**WHAT NEEDS TO BE DONE:** Select the lines below containing the word "xlabel".
───── MATERIALS PROVIDED ─────
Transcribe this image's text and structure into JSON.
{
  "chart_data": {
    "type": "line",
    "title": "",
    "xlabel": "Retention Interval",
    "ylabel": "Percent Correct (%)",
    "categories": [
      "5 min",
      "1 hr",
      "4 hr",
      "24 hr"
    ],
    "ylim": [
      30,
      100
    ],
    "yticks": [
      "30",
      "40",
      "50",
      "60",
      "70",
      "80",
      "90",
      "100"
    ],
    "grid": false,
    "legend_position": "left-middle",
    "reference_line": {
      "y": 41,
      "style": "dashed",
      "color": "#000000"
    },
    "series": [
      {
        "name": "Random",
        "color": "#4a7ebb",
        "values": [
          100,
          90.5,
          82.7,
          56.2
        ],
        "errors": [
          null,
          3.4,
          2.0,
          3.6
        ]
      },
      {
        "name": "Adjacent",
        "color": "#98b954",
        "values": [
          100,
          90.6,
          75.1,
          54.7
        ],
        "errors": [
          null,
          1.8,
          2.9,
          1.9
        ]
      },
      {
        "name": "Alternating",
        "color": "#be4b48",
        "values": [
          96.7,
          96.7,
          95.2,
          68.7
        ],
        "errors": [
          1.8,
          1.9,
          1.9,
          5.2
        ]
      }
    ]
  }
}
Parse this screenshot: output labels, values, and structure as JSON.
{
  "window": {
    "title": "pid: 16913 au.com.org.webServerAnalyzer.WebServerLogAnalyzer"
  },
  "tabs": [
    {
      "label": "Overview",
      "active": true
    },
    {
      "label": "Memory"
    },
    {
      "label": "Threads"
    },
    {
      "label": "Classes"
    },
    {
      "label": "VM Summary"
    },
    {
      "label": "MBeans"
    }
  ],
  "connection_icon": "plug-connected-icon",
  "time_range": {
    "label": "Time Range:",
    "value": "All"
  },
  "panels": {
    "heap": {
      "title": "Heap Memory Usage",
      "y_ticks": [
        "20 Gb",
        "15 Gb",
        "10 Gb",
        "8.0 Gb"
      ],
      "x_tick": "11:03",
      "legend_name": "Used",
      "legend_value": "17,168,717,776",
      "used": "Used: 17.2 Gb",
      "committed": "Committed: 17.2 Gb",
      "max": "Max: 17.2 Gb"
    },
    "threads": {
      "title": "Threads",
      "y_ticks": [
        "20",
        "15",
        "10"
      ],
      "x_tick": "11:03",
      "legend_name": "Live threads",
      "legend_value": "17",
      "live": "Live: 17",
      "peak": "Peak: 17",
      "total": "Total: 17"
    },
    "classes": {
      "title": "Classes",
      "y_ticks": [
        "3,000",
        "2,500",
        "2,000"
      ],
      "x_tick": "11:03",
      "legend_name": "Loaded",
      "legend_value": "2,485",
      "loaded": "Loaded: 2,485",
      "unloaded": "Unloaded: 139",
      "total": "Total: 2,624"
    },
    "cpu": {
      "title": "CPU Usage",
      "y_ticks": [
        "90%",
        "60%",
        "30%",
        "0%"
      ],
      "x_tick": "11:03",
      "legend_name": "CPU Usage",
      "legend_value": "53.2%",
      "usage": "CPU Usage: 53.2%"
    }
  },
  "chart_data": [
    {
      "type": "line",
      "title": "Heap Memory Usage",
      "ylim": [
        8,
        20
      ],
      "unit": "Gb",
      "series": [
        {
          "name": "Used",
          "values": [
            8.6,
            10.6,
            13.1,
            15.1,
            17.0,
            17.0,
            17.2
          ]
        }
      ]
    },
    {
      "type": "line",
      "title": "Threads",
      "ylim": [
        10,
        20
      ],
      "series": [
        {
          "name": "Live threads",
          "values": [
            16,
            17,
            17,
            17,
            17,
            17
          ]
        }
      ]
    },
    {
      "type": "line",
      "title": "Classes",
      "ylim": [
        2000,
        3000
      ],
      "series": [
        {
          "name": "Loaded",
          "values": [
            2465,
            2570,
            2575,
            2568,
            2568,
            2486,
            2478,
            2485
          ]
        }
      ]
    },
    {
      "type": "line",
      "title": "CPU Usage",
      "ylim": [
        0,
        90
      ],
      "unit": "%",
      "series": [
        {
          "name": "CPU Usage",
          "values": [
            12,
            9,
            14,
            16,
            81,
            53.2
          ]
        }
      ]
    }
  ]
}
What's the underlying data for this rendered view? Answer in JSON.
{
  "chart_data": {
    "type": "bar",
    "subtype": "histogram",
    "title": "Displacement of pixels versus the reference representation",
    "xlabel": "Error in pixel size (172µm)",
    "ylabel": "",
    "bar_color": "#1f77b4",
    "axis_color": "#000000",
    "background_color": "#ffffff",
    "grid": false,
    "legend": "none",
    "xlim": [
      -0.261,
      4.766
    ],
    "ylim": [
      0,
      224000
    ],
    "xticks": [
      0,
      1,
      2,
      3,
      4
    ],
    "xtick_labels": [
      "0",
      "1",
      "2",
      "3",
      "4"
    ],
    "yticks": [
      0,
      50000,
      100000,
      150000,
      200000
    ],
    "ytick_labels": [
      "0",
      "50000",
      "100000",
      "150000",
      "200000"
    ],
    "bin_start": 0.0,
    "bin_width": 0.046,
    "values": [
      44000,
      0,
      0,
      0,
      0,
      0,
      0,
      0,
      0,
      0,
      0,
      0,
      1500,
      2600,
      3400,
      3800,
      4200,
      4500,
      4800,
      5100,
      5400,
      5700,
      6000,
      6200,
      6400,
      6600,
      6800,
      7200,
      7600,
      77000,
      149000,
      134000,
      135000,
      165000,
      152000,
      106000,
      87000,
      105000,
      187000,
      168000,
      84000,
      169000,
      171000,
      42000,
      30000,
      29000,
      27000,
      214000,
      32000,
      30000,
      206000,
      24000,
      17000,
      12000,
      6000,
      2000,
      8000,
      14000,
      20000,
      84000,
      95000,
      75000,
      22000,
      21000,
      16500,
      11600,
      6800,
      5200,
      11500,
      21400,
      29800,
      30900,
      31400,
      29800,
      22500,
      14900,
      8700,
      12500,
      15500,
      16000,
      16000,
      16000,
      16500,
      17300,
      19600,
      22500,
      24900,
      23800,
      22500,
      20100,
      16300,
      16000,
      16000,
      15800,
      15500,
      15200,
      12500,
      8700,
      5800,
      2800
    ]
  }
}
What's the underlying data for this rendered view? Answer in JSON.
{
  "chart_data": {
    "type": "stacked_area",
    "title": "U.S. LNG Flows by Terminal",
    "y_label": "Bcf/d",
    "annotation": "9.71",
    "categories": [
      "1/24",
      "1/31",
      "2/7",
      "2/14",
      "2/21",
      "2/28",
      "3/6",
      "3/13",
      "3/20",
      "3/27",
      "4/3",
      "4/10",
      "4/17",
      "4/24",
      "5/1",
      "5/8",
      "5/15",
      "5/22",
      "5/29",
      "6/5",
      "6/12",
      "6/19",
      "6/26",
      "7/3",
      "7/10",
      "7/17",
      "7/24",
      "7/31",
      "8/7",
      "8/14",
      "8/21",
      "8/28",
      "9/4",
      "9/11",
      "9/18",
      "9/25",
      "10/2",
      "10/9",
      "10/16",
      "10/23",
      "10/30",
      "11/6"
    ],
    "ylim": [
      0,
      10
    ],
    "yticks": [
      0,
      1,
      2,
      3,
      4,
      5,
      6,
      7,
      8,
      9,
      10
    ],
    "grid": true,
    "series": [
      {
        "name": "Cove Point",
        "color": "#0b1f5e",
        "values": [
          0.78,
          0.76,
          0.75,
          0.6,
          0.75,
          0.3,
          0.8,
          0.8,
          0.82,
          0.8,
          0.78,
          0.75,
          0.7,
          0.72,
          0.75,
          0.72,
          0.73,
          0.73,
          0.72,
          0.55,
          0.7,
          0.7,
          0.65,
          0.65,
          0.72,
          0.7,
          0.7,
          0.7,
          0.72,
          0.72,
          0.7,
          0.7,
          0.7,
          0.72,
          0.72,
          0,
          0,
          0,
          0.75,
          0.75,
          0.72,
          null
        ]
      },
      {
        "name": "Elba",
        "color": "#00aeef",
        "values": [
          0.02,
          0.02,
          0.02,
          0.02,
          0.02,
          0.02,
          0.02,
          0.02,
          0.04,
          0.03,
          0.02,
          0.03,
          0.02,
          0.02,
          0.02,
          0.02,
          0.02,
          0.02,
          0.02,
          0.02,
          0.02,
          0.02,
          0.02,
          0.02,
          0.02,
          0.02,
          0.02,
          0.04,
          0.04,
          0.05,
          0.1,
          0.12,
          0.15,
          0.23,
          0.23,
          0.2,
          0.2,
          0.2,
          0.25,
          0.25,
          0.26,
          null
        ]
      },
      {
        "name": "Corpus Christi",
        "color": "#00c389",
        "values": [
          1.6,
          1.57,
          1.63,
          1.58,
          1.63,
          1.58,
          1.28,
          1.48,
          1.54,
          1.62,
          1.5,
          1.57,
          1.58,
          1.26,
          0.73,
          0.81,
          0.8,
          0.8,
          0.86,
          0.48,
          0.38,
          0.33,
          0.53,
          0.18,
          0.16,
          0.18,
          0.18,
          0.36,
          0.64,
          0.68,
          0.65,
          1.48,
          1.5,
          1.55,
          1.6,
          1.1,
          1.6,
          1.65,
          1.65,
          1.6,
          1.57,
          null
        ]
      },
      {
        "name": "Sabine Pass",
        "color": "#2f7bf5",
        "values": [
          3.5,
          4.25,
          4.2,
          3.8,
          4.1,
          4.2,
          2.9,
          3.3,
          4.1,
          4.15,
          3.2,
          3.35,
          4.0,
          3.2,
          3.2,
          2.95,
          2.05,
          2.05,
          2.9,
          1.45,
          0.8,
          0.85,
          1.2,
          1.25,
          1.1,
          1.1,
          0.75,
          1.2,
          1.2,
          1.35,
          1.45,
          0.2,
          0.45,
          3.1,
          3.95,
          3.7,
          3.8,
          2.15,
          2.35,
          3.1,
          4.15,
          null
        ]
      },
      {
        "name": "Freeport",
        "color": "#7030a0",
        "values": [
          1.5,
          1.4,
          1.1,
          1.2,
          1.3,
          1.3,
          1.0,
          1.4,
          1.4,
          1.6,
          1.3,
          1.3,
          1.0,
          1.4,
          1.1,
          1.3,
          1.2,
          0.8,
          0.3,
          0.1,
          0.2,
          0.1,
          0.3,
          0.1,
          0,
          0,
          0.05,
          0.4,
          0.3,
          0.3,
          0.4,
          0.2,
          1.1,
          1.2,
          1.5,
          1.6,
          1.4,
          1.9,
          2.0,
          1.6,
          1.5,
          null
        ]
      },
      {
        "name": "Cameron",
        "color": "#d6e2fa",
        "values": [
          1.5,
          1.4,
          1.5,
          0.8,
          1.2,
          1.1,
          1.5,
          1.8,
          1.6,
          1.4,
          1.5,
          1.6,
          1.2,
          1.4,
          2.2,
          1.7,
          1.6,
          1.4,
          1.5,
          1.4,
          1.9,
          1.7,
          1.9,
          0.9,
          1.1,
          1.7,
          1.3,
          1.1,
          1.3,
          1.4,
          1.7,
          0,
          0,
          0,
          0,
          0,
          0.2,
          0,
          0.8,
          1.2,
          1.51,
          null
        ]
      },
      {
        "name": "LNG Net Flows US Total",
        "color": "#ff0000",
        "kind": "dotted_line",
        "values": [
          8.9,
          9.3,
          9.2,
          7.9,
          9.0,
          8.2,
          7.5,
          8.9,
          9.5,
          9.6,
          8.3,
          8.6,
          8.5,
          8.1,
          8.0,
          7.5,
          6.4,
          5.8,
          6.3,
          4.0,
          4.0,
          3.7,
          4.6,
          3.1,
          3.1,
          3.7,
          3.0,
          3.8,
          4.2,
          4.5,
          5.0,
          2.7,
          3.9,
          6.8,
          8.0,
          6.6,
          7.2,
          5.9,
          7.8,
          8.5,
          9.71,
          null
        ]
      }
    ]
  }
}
─────
**COMPLETED EXERCISE:**
    "xlabel": "Retention Interval",
    "xlabel": "Error in pixel size (172µm)",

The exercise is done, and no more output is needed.